WHAT YOU ARE ASKED TO DO: Return only the number of lines that hold "color".

************

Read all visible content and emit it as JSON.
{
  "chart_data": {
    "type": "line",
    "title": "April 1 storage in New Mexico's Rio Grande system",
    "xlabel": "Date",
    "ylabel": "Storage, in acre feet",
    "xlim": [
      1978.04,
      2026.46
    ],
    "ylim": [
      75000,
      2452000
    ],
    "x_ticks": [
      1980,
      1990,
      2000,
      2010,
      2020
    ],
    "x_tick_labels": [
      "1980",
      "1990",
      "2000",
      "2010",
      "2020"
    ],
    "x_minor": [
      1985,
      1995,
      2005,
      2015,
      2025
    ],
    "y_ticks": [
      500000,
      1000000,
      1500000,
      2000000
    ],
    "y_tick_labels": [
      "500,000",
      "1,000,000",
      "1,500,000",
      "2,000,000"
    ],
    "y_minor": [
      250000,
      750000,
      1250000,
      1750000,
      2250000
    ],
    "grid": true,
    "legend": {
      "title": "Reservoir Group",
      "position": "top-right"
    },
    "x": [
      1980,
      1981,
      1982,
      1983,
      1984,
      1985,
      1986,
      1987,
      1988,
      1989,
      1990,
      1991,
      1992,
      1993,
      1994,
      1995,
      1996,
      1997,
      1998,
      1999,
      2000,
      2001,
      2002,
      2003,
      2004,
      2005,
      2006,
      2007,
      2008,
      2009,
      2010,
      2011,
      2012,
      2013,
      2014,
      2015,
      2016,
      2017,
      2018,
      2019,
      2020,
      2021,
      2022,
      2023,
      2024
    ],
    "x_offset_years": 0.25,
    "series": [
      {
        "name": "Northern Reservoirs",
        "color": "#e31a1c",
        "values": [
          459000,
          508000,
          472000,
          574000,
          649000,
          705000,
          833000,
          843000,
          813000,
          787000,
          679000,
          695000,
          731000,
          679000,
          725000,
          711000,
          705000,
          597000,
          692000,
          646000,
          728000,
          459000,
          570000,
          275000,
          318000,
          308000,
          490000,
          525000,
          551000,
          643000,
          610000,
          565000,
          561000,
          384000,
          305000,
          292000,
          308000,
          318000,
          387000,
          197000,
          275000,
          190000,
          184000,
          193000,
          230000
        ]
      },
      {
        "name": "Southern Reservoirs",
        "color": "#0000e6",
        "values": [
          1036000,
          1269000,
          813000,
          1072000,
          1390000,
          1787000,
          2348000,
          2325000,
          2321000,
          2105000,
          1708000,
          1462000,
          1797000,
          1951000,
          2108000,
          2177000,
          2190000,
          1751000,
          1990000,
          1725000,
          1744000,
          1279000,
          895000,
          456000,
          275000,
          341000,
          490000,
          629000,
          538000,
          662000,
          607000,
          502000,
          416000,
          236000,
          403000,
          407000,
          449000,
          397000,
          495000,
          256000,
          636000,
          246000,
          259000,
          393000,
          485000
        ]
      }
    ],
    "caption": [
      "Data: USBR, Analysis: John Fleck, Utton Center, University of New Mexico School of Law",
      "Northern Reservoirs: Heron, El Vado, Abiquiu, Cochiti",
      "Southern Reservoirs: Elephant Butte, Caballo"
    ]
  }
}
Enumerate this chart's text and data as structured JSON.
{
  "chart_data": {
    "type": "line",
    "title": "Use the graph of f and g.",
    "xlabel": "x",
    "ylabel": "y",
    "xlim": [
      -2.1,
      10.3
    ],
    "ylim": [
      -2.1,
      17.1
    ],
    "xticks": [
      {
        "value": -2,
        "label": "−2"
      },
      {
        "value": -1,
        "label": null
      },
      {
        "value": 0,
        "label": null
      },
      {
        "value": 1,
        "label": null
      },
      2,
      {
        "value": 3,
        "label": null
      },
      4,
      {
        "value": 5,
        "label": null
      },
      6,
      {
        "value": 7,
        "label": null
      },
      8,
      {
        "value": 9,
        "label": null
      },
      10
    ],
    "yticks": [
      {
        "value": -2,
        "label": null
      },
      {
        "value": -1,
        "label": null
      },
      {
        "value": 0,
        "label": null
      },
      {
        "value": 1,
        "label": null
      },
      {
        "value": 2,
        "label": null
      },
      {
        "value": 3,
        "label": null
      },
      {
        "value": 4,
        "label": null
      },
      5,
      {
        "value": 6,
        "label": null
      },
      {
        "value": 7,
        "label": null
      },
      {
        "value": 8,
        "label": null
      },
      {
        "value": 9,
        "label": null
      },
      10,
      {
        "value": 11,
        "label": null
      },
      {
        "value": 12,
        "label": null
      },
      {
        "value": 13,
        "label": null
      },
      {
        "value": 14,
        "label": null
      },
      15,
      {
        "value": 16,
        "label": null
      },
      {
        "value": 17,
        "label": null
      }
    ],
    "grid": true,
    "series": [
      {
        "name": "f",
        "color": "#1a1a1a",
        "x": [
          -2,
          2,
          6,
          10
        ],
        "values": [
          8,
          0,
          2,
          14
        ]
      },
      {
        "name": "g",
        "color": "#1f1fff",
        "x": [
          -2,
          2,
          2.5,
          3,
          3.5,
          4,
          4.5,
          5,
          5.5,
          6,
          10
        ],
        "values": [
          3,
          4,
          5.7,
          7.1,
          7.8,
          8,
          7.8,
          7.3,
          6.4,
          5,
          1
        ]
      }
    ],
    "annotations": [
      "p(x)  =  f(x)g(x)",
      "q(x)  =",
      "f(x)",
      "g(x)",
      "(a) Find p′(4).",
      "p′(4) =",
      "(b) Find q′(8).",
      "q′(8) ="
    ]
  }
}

************

SOLUTION TO THIS TASK: 4